* **Requirement**
Restate the whole listing exactly.

* **Material for this exercise**
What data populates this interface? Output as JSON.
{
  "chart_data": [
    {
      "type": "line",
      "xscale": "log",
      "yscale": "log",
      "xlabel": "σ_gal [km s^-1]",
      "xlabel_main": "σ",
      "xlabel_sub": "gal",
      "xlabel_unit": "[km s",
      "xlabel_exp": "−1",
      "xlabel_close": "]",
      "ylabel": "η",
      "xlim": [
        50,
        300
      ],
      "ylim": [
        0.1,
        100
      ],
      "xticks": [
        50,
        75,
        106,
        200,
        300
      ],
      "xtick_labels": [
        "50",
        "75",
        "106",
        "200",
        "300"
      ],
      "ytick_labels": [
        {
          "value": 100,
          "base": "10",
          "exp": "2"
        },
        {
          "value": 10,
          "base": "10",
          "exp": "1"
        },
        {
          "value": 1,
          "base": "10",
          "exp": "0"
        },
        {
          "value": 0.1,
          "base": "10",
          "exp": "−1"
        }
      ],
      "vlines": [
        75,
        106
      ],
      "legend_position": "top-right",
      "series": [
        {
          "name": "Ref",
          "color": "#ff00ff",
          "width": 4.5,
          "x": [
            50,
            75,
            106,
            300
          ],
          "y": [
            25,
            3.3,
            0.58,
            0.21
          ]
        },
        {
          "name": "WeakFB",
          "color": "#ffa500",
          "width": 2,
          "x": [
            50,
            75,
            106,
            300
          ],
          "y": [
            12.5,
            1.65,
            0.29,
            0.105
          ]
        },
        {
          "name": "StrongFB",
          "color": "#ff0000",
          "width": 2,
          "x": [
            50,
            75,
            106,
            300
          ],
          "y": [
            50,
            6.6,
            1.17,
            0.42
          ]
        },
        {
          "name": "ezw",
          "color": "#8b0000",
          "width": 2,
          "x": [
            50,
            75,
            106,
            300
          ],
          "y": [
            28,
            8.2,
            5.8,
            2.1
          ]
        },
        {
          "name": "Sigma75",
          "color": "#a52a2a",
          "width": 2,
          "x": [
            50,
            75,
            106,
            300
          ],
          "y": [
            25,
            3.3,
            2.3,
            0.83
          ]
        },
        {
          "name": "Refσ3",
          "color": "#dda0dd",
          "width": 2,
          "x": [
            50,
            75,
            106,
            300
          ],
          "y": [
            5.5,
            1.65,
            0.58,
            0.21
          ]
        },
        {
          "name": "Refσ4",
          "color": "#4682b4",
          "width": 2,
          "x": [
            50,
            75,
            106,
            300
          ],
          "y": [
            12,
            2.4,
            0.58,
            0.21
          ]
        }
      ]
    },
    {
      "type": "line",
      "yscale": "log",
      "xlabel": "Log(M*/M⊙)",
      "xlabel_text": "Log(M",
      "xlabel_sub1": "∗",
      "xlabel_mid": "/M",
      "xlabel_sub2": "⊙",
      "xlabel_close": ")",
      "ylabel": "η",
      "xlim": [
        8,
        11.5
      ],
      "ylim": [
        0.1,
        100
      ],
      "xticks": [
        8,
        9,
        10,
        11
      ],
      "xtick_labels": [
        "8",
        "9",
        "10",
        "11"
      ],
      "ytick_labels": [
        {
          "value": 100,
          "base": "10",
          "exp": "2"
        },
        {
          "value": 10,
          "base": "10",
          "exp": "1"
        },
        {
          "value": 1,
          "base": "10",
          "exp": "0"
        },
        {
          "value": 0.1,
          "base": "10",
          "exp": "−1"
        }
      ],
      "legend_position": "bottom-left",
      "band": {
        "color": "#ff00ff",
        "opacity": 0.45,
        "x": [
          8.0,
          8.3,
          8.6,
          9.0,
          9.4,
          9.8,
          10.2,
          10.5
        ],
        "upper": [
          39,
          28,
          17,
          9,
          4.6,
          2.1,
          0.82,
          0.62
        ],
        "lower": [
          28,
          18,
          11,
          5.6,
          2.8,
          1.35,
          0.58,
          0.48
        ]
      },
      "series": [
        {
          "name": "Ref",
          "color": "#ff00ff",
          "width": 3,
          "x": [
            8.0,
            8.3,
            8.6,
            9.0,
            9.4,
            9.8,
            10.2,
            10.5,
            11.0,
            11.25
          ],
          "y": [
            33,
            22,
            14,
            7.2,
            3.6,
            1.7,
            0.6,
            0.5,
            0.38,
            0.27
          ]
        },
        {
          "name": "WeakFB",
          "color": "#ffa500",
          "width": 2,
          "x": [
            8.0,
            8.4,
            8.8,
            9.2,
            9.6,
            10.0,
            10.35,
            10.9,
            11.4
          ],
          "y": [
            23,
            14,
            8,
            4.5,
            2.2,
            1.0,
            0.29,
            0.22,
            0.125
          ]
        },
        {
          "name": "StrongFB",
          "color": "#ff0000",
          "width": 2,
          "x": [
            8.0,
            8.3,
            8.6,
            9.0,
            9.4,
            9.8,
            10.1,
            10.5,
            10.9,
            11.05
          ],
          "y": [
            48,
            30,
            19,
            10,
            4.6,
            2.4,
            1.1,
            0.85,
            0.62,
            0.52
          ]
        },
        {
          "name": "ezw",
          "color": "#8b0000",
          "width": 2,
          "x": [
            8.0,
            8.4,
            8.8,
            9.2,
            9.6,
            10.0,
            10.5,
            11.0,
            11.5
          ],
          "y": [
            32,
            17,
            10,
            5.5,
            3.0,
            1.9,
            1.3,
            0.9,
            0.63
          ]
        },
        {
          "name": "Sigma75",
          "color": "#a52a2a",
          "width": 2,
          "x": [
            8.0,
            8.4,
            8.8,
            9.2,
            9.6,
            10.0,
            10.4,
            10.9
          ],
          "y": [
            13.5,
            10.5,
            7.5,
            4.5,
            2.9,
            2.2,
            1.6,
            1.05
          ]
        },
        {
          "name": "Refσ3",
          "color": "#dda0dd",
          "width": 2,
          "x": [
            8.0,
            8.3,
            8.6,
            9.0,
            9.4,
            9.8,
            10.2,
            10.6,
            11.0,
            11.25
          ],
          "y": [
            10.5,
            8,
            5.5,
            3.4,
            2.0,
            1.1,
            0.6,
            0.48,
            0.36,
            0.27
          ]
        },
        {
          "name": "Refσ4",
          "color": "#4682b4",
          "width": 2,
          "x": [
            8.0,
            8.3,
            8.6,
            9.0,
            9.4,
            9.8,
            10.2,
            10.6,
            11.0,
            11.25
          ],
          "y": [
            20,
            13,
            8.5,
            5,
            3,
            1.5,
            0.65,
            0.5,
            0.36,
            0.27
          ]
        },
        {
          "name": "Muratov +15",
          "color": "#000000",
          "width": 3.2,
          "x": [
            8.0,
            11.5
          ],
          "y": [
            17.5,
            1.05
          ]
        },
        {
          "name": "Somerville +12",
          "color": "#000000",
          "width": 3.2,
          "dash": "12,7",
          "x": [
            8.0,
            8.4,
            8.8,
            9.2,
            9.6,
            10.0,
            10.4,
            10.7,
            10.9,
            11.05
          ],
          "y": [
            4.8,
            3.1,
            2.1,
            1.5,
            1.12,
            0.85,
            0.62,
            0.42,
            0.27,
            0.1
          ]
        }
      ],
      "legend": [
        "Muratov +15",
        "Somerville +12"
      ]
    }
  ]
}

* **Completed task**
What data populates this interface? Output as JSON.
{
  "chart_data": [
    {
      "type": "line",
      "xscale": "log",
      "yscale": "log",
      "xlabel": "σ_gal [km s^-1]",
      "xlabel_main": "σ",
      "xlabel_sub": "gal",
      "xlabel_unit": "[km s",
      "xlabel_exp": "−1",
      "xlabel_close": "]",
      "ylabel": "η",
      "xlim": [
        50,
        300
      ],
      "ylim": [
        0.1,
        100
      ],
      "xticks": [
        50,
        75,
        106,
        200,
        300
      ],
      "xtick_labels": [
        "50",
        "75",
        "106",
        "200",
        "300"
      ],
      "ytick_labels": [
        {
          "value": 100,
          "base": "10",
          "exp": "2"
        },
        {
          "value": 10,
          "base": "10",
          "exp": "1"
        },
        {
          "value": 1,
          "base": "10",
          "exp": "0"
        },
        {
          "value": 0.1,
          "base": "10",
          "exp": "−1"
        }
      ],
      "vlines": [
        75,
        106
      ],
      "legend_position": "top-right",
      "series": [
        {
          "name": "Ref",
          "color": "#ff00ff",
          "width": 4.5,
          "x": [
            50,
            75,
            106,
            300
          ],
          "y": [
            25,
            3.3,
            0.58,
            0.21
          ]
        },
        {
          "name": "WeakFB",
          "color": "#ffa500",
          "width": 2,
          "x": [
            50,
            75,
            106,
            300
          ],
          "y": [
            12.5,
            1.65,
            0.29,
            0.105
          ]
        },
        {
          "name": "StrongFB",
          "color": "#ff0000",
          "width": 2,
          "x": [
            50,
            75,
            106,
            300
          ],
          "y": [
            50,
            6.6,
            1.17,
            0.42
          ]
        },
        {
          "name": "ezw",
          "color": "#8b0000",
          "width": 2,
          "x": [
            50,
            75,
            106,
            300
          ],
          "y": [
            28,
            8.2,
            5.8,
            2.1
          ]
        },
        {
          "name": "Sigma75",
          "color": "#a52a2a",
          "width": 2,
          "x": [
            50,
            75,
            106,
            300
          ],
          "y": [
            25,
            3.3,
            2.3,
            0.83
          ]
        },
        {
          "name": "Refσ3",
          "color": "#dda0dd",
          "width": 2,
          "x": [
            50,
            75,
            106,
            300
          ],
          "y": [
            5.5,
            1.65,
            0.58,
            0.21
          ]
        },
        {
          "name": "Refσ4",
          "color": "#4682b4",
          "width": 2,
          "x": [
            50,
            75,
            106,
            300
          ],
          "y": [
            12,
            2.4,
            0.58,
            0.21
          ]
        }
      ]
    },
    {
      "type": "line",
      "yscale": "log",
      "xlabel": "Log(M*/M⊙)",
      "xlabel_text": "Log(M",
      "xlabel_sub1": "∗",
      "xlabel_mid": "/M",
      "xlabel_sub2": "⊙",
      "xlabel_close": ")",
      "ylabel": "η",
      "xlim": [
        8,
        11.5
      ],
      "ylim": [
        0.1,
        100
      ],
      "xticks": [
        8,
        9,
        10,
        11
      ],
      "xtick_labels": [
        "8",
        "9",
        "10",
        "11"
      ],
      "ytick_labels": [
        {
          "value": 100,
          "base": "10",
          "exp": "2"
        },
        {
          "value": 10,
          "base": "10",
          "exp": "1"
        },
        {
          "value": 1,
          "base": "10",
          "exp": "0"
        },
        {
          "value": 0.1,
          "base": "10",
          "exp": "−1"
        }
      ],
      "legend_position": "bottom-left",
      "band": {
        "color": "#ff00ff",
        "opacity": 0.45,
        "x": [
          8.0,
          8.3,
          8.6,
          9.0,
          9.4,
          9.8,
          10.2,
          10.5
        ],
        "upper": [
          39,
          28,
          17,
          9,
          4.6,
          2.1,
          0.82,
          0.62
        ],
        "lower": [
          28,
          18,
          11,
          5.6,
          2.8,
          1.35,
          0.58,
          0.48
        ]
      },
      "series": [
        {
          "name": "Ref",
          "color": "#ff00ff",
          "width": 3,
          "x": [
            8.0,
            8.3,
            8.6,
            9.0,
            9.4,
            9.8,
            10.2,
            10.5,
            11.0,
            11.25
          ],
          "y": [
            33,
            22,
            14,
            7.2,
            3.6,
            1.7,
            0.6,
            0.5,
            0.38,
            0.27
          ]
        },
        {
          "name": "WeakFB",
          "color": "#ffa500",
          "width": 2,
          "x": [
            8.0,
            8.4,
            8.8,
            9.2,
            9.6,
            10.0,
            10.35,
            10.9,
            11.4
          ],
          "y": [
            23,
            14,
            8,
            4.5,
            2.2,
            1.0,
            0.29,
            0.22,
            0.125
          ]
        },
        {
          "name": "StrongFB",
          "color": "#ff0000",
          "width": 2,
          "x": [
            8.0,
            8.3,
            8.6,
            9.0,
            9.4,
            9.8,
            10.1,
            10.5,
            10.9,
            11.05
          ],
          "y": [
            48,
            30,
            19,
            10,
            4.6,
            2.4,
            1.1,
            0.85,
            0.62,
            0.52
          ]
        },
        {
          "name": "ezw",
          "color": "#8b0000",
          "width": 2,
          "x": [
            8.0,
            8.4,
            8.8,
            9.2,
            9.6,
            10.0,
            10.5,
            11.0,
            11.5
          ],
          "y": [
            32,
            17,
            10,
            5.5,
            3.0,
            1.9,
            1.3,
            0.9,
            0.63
          ]
        },
        {
          "name": "Sigma75",
          "color": "#a52a2a",
          "width": 2,
          "x": [
            8.0,
            8.4,
            8.8,
            9.2,
            9.6,
            10.0,
            10.4,
            10.9
          ],
          "y": [
            13.5,
            10.5,
            7.5,
            4.5,
            2.9,
            2.2,
            1.6,
            1.05
          ]
        },
        {
          "name": "Refσ3",
          "color": "#dda0dd",
          "width": 2,
          "x": [
            8.0,
            8.3,
            8.6,
            9.0,
            9.4,
            9.8,
            10.2,
            10.6,
            11.0,
            11.25
          ],
          "y": [
            10.5,
            8,
            5.5,
            3.4,
            2.0,
            1.1,
            0.6,
            0.48,
            0.36,
            0.27
          ]
        },
        {
          "name": "Refσ4",
          "color": "#4682b4",
          "width": 2,
          "x": [
            8.0,
            8.3,
            8.6,
            9.0,
            9.4,
            9.8,
            10.2,
            10.6,
            11.0,
            11.25
          ],
          "y": [
            20,
            13,
            8.5,
            5,
            3,
            1.5,
            0.65,
            0.5,
            0.36,
            0.27
          ]
        },
        {
          "name": "Muratov +15",
          "color": "#000000",
          "width": 3.2,
          "x": [
            8.0,
            11.5
          ],
          "y": [
            17.5,
            1.05
          ]
        },
        {
          "name": "Somerville +12",
          "color": "#000000",
          "width": 3.2,
          "dash": "12,7",
          "x": [
            8.0,
            8.4,
            8.8,
            9.2,
            9.6,
            10.0,
            10.4,
            10.7,
            10.9,
            11.05
          ],
          "y": [
            4.8,
            3.1,
            2.1,
            1.5,
            1.12,
            0.85,
            0.62,
            0.42,
            0.27,
            0.1
          ]
        }
      ],
      "legend": [
        "Muratov +15",
        "Somerville +12"
      ]
    }
  ]
}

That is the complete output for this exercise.